Working with the new repository

To preserve the history while working with the new repository, follow the grafting command:

# Fetch the old history
git fetch git@github.com:torvalds/linux.git

# See you only have one commit in it
git log --oneline

# See the commits we are replacing
git rev-parse --short HEAD
git rev-parse --short FETCH_HEAD

# Perform the grafting operation replacing HEAD with FETCH_HEAD
git replace HEAD FETCH_HEAD

Check that all the changes that have happened to the repository are local and don't get pushed when new code goes to the repository:

# Check that the new commit goes to the right repo
# Modify a file
echo "Test" > test.txt
git add --all
git commit -m "Adding a test commit"

# Check that you can navigate the history
git log --oneline | head -n 10

# Push the change and see the number of commits is still 2
git push

Analysis after grafting

Re-run the command from Activity 2 to analyze the grafted repository.
________________________
• [Required work]: Continue the text on grafting repository history, starting after its last sentence. The data that comes next has no connection to the repository grafting text.
________________________
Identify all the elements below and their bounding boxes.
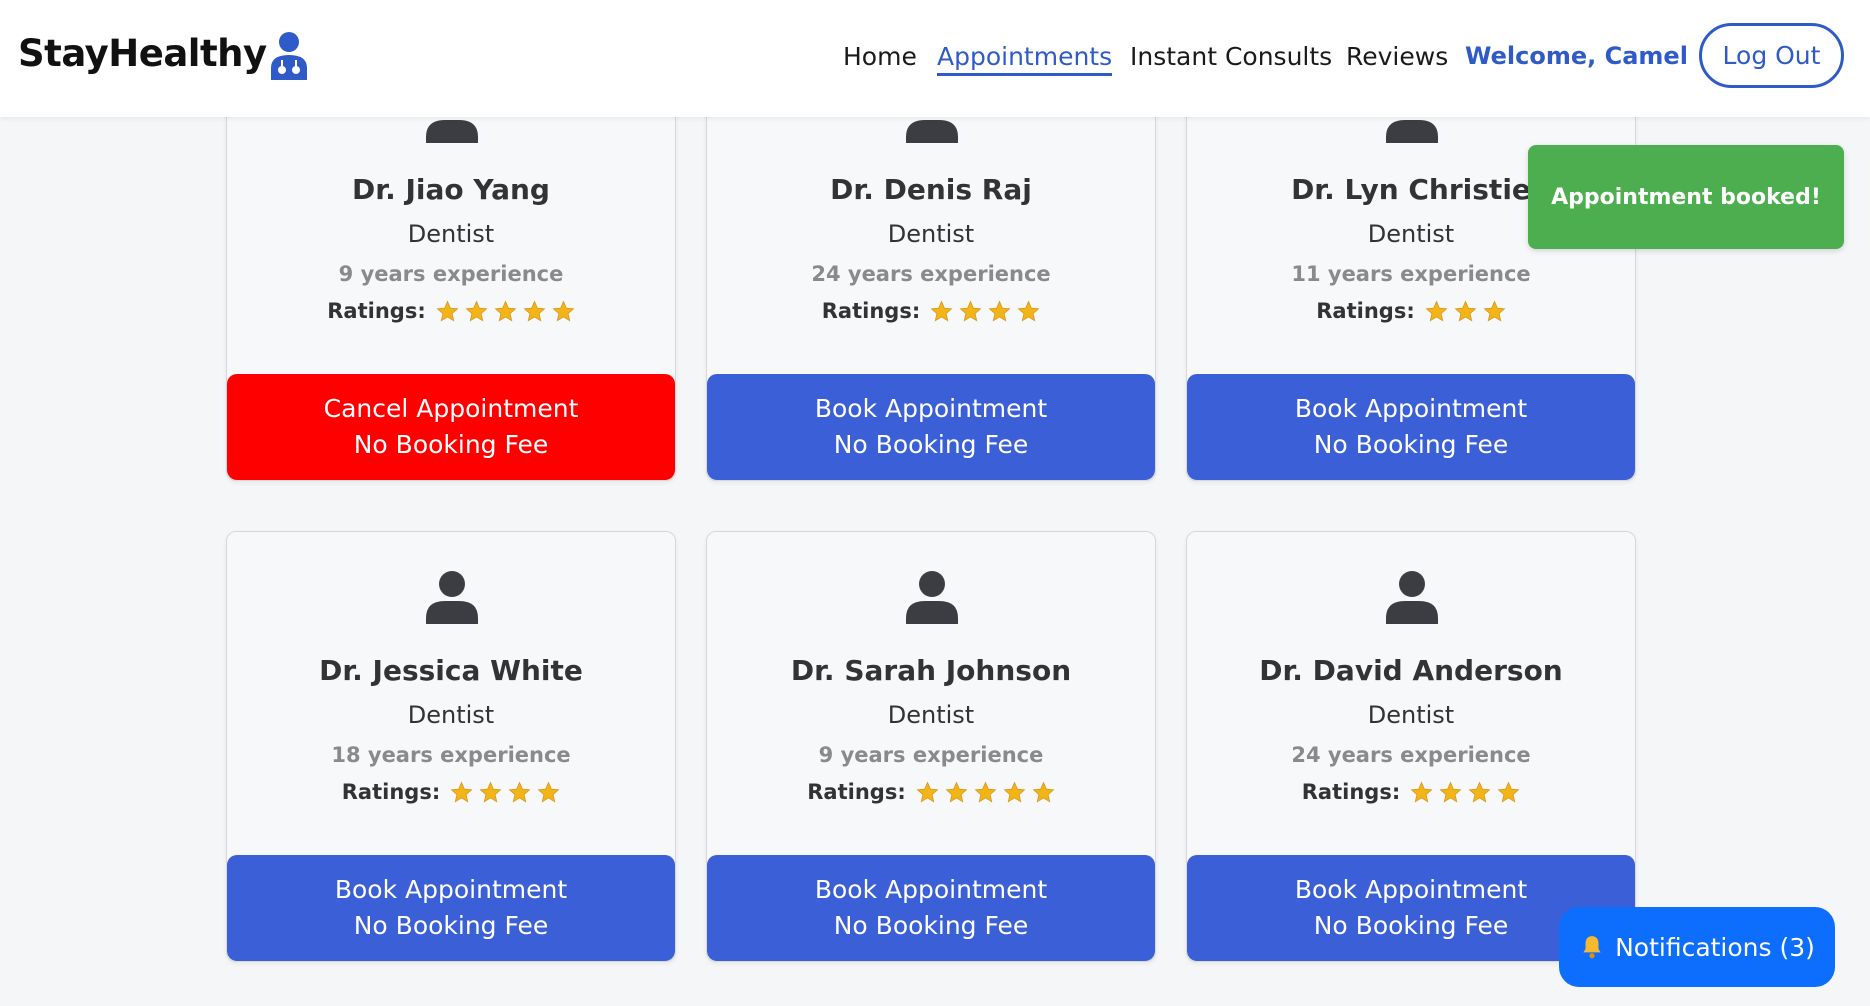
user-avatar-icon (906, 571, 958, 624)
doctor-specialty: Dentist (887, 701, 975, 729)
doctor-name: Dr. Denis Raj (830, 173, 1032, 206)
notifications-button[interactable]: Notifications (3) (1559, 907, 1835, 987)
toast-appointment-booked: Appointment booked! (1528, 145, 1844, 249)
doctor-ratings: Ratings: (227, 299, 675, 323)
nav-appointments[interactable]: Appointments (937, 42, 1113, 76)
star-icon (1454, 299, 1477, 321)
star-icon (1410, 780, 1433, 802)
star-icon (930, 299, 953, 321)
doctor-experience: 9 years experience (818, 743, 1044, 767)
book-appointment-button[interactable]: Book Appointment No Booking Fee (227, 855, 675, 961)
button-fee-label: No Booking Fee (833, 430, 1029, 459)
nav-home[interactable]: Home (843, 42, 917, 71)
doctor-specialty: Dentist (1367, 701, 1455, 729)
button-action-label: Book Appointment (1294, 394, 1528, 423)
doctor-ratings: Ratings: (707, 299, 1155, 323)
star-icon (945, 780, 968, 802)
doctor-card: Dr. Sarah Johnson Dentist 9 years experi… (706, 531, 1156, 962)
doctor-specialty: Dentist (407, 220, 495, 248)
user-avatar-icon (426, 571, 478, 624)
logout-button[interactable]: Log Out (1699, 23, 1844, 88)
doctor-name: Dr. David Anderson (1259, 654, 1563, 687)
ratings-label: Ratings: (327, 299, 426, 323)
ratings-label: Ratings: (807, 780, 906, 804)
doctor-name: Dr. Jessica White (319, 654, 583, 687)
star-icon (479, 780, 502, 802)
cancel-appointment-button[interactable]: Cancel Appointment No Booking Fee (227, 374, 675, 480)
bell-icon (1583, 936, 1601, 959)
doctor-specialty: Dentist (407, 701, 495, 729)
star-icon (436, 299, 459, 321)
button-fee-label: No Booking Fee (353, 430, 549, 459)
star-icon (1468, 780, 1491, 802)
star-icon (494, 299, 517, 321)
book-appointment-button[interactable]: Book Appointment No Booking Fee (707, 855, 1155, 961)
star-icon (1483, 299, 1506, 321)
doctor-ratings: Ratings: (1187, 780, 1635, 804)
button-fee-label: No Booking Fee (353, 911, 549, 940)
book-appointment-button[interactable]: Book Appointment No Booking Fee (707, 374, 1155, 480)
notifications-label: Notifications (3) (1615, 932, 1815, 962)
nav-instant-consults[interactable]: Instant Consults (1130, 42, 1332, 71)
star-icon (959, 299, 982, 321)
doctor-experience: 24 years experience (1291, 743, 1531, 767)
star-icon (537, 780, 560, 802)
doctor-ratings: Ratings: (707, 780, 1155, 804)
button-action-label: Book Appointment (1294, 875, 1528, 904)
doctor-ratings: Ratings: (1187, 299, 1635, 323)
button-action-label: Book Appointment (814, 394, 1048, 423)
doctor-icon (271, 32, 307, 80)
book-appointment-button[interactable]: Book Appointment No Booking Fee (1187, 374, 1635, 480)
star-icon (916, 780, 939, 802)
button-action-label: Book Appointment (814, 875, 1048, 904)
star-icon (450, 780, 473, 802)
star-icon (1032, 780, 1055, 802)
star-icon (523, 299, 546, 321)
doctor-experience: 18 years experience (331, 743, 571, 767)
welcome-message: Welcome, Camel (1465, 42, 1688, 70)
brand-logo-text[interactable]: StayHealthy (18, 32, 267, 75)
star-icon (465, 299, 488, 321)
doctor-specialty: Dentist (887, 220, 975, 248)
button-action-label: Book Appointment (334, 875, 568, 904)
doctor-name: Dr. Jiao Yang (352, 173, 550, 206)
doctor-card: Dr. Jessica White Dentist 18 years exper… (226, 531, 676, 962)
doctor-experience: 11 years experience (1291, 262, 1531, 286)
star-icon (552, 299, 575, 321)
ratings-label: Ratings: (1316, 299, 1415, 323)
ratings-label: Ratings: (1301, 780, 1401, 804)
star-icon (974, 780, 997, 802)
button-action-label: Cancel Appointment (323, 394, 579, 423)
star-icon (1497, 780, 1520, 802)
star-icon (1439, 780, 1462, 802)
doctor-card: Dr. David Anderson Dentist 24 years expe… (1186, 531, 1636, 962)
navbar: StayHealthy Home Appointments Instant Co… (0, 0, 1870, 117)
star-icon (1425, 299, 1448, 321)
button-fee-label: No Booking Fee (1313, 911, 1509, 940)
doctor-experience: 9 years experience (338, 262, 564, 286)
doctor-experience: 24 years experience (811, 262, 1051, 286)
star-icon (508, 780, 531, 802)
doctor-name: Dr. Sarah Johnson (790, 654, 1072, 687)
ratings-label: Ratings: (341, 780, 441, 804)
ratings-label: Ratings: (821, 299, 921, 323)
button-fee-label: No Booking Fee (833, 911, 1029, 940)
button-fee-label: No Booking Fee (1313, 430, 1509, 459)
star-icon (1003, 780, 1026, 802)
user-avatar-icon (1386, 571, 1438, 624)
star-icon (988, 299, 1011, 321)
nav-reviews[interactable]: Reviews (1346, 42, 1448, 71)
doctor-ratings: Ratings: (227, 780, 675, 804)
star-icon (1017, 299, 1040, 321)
________________________
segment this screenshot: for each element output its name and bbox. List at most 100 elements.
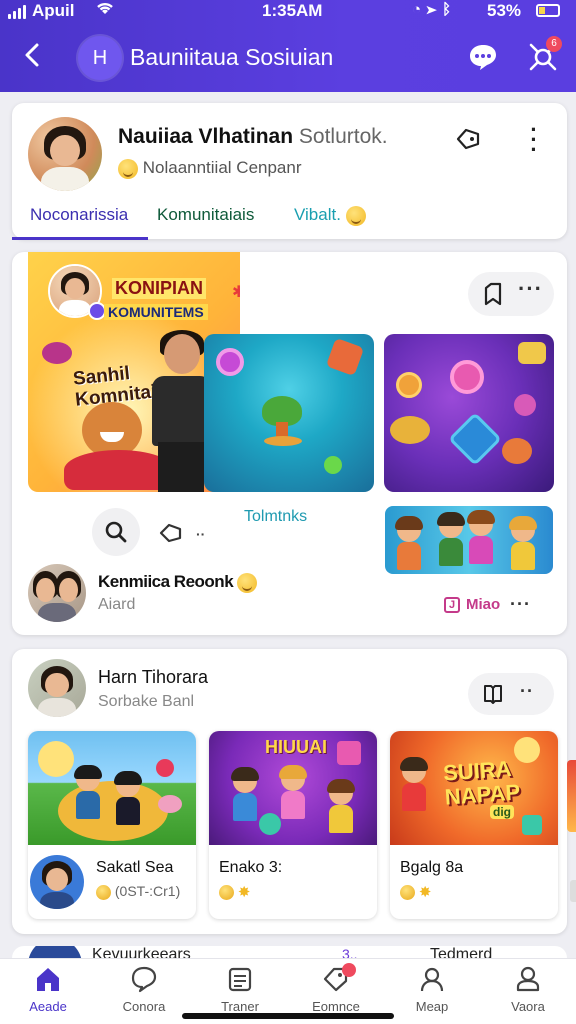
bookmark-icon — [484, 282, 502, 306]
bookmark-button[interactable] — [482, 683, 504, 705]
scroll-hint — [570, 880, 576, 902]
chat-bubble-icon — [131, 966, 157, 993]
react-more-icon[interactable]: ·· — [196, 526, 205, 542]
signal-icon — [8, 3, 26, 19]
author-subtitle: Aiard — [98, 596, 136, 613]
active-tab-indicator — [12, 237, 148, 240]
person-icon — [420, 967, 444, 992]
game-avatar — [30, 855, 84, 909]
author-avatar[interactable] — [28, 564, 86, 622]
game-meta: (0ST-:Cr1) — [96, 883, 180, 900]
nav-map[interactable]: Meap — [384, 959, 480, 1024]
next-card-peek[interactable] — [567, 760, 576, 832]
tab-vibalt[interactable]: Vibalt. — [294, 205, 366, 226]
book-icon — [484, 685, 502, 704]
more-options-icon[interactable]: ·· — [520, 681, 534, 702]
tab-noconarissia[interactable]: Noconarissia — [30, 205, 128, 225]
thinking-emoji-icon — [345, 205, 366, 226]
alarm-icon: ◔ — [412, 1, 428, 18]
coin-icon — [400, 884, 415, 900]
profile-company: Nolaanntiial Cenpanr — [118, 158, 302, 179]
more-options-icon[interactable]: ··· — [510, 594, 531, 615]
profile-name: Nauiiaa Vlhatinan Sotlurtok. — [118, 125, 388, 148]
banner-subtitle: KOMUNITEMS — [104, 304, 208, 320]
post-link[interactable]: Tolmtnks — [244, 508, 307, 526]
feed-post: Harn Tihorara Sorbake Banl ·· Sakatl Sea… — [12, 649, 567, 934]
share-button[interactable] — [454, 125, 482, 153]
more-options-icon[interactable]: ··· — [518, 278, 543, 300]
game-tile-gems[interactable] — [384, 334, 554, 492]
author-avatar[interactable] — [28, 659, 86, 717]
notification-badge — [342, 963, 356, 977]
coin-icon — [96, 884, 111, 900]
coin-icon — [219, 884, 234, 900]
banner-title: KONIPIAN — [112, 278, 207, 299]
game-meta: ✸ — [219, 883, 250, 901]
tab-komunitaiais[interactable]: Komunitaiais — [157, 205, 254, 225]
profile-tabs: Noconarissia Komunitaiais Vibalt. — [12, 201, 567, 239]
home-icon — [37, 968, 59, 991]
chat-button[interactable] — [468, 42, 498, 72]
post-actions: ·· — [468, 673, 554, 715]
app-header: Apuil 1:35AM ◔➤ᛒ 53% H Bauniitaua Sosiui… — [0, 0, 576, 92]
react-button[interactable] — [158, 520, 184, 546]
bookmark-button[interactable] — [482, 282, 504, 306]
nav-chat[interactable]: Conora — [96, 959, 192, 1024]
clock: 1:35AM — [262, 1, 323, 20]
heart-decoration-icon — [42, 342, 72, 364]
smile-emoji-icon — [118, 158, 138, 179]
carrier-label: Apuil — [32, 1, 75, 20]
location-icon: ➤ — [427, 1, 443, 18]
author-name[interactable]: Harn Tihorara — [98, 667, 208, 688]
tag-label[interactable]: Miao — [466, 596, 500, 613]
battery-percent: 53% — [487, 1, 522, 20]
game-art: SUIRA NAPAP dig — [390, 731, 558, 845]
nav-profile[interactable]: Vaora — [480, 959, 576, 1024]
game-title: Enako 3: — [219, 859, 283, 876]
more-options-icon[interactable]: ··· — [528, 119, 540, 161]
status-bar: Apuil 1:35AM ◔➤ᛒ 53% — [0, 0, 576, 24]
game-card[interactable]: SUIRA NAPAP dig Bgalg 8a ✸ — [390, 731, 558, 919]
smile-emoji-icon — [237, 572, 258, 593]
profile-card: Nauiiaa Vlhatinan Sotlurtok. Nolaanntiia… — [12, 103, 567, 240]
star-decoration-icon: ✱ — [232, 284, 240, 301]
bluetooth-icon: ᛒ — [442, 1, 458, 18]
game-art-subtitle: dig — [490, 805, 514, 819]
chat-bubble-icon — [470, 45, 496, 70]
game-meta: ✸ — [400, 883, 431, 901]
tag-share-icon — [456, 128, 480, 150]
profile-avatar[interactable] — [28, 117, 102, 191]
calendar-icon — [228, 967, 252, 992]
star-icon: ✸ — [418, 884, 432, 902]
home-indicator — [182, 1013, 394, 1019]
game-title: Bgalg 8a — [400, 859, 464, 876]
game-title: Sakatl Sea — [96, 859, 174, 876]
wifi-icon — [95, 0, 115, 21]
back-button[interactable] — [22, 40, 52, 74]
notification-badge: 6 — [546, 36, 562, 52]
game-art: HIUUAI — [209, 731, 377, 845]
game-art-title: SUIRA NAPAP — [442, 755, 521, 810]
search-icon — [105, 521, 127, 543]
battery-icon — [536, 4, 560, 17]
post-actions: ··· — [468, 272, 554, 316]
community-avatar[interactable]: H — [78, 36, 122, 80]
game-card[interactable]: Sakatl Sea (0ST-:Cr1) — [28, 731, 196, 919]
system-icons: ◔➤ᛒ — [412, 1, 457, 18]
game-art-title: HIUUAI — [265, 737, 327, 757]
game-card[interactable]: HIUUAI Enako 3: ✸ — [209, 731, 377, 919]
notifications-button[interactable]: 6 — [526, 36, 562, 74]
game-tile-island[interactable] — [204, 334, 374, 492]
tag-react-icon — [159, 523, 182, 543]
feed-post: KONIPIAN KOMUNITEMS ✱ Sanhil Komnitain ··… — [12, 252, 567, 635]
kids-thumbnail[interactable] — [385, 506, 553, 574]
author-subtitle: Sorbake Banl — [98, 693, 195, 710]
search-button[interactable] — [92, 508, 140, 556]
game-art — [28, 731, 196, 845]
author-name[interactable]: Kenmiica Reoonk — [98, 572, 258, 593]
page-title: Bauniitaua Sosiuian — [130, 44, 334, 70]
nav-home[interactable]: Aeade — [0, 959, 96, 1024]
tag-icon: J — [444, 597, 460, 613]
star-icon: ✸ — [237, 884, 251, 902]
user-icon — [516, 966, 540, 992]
________________________
• [Reply]:
Stats of repo size: git-sizer

  1. Download the corresponding compiled version of git-sizer.

Optionally you can install git-sizer using Homebrew if you are on Mac.

  1. Run the tool from the root of the repository to analyze:
/path/to/git-sizer --verbose

Find files that should be in LFS: git-find-lfs-extensions

  1. Checkout the grafting-monorepos repository
  2. Run the tool from the root of the repository to analyze:
/path/to/grafting-monorepos/scripts/git-find-lfs-extensions

Print directories with the number of files contained: git-find-dirs-many-files

  1. Checkout the grafting-monorepos repository
  2. Run the tool from the root of the repository to analyze:
/path/to/grafting-monorepos/scripts/git-find-dirs-many-files

Find dirs that should not be committed: git-find-dirs-unwanted

  1. Checkout the grafting-monorepos repository
  2. Run the tool from the root of the repository to analyze:
/path/to/grafting-monorepos/scripts/git-find-dirs-unwanted | head -n 15            

Analyze the repository: git-filter-repo --analyze

  1. Clone the git-filter-repo tool
  2. Execute the tool from the linux repository
/path/to/git-filter-repo/git-filter-repo --analyze

For examples and more information, please see README.md -> Activity 3.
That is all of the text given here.